»»

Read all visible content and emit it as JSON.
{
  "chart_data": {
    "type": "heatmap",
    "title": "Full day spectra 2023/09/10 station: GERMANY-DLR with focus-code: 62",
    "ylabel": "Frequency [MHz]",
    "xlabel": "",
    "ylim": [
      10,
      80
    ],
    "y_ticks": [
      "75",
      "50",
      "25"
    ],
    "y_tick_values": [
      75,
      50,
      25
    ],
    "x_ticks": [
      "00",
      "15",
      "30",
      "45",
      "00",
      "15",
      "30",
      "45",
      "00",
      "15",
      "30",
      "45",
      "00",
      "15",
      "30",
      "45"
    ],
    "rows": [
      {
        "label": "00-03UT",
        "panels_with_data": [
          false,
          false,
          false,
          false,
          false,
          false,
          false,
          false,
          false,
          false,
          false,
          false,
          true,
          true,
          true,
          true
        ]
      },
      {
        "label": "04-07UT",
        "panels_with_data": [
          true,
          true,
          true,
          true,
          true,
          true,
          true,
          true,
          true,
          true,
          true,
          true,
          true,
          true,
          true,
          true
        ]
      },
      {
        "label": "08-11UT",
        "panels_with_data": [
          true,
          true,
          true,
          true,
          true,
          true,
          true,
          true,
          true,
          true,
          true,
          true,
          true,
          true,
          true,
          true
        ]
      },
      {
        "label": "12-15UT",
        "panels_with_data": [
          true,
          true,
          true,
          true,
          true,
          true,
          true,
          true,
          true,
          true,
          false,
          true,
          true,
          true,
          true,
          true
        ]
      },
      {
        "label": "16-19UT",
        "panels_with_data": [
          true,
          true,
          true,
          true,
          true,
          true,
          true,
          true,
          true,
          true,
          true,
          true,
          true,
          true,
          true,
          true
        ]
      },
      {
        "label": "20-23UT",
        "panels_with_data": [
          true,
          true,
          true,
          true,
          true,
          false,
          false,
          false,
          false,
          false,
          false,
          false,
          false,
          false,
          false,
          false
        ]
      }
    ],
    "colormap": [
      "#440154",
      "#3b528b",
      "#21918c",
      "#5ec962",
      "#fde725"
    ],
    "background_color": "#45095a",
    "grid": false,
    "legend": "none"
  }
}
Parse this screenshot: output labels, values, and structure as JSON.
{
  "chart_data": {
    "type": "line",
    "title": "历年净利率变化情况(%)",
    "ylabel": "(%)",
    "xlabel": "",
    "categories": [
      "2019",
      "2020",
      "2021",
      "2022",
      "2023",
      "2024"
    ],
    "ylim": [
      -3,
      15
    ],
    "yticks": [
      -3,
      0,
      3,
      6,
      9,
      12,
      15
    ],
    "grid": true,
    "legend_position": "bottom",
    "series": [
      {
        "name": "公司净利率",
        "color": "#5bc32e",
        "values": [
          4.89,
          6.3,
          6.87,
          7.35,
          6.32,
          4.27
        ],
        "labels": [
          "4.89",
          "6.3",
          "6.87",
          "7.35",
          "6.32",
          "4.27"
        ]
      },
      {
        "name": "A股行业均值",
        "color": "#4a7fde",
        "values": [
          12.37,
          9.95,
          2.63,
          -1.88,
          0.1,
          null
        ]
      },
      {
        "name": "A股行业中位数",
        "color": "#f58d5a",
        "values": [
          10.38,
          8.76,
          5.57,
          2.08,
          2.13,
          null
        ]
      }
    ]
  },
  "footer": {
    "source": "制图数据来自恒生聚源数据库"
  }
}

««

= REQUIRED TASK =
Extract the closing run of lines, starting with the one containing "Parse this screenshot: output" and ending at the last, exactly as written.

= ANSWER TO THE PROBLEM =
Parse this screenshot: output labels, values, and structure as JSON.
{
  "chart_data": {
    "type": "line",
    "title": "历年净利率变化情况(%)",
    "ylabel": "(%)",
    "xlabel": "",
    "categories": [
      "2019",
      "2020",
      "2021",
      "2022",
      "2023",
      "2024"
    ],
    "ylim": [
      -3,
      15
    ],
    "yticks": [
      -3,
      0,
      3,
      6,
      9,
      12,
      15
    ],
    "grid": true,
    "legend_position": "bottom",
    "series": [
      {
        "name": "公司净利率",
        "color": "#5bc32e",
        "values": [
          4.89,
          6.3,
          6.87,
          7.35,
          6.32,
          4.27
        ],
        "labels": [
          "4.89",
          "6.3",
          "6.87",
          "7.35",
          "6.32",
          "4.27"
        ]
      },
      {
        "name": "A股行业均值",
        "color": "#4a7fde",
        "values": [
          12.37,
          9.95,
          2.63,
          -1.88,
          0.1,
          null
        ]
      },
      {
        "name": "A股行业中位数",
        "color": "#f58d5a",
        "values": [
          10.38,
          8.76,
          5.57,
          2.08,
          2.13,
          null
        ]
      }
    ]
  },
  "footer": {
    "source": "制图数据来自恒生聚源数据库"
  }
}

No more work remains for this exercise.